Every line of the material below must be repeated exactly.

◆ Information supplied

┄┄┄┄┄┄┄┄┄┄

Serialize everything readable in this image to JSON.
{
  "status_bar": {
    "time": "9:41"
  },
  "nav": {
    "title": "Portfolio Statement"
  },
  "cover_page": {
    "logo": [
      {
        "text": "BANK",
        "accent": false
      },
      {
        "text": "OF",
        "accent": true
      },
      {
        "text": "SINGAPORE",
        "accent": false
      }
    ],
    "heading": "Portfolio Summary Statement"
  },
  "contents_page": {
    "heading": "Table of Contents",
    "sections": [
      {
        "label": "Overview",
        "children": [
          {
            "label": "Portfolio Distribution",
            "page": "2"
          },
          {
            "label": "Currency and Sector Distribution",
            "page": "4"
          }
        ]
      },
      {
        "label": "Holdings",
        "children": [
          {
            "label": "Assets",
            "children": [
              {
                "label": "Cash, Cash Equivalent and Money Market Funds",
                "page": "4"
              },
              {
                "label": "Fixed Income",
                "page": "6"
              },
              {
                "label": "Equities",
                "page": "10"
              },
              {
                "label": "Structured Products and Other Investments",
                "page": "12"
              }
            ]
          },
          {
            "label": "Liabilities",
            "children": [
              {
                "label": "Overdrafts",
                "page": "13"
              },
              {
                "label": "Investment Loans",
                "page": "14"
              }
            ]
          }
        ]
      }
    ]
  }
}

┄┄┄┄┄┄┄┄┄┄

◆ Expected answer
Serialize everything readable in this image to JSON.
{
  "status_bar": {
    "time": "9:41"
  },
  "nav": {
    "title": "Portfolio Statement"
  },
  "cover_page": {
    "logo": [
      {
        "text": "BANK",
        "accent": false
      },
      {
        "text": "OF",
        "accent": true
      },
      {
        "text": "SINGAPORE",
        "accent": false
      }
    ],
    "heading": "Portfolio Summary Statement"
  },
  "contents_page": {
    "heading": "Table of Contents",
    "sections": [
      {
        "label": "Overview",
        "children": [
          {
            "label": "Portfolio Distribution",
            "page": "2"
          },
          {
            "label": "Currency and Sector Distribution",
            "page": "4"
          }
        ]
      },
      {
        "label": "Holdings",
        "children": [
          {
            "label": "Assets",
            "children": [
              {
                "label": "Cash, Cash Equivalent and Money Market Funds",
                "page": "4"
              },
              {
                "label": "Fixed Income",
                "page": "6"
              },
              {
                "label": "Equities",
                "page": "10"
              },
              {
                "label": "Structured Products and Other Investments",
                "page": "12"
              }
            ]
          },
          {
            "label": "Liabilities",
            "children": [
              {
                "label": "Overdrafts",
                "page": "13"
              },
              {
                "label": "Investment Loans",
                "page": "14"
              }
            ]
          }
        ]
      }
    ]
  }
}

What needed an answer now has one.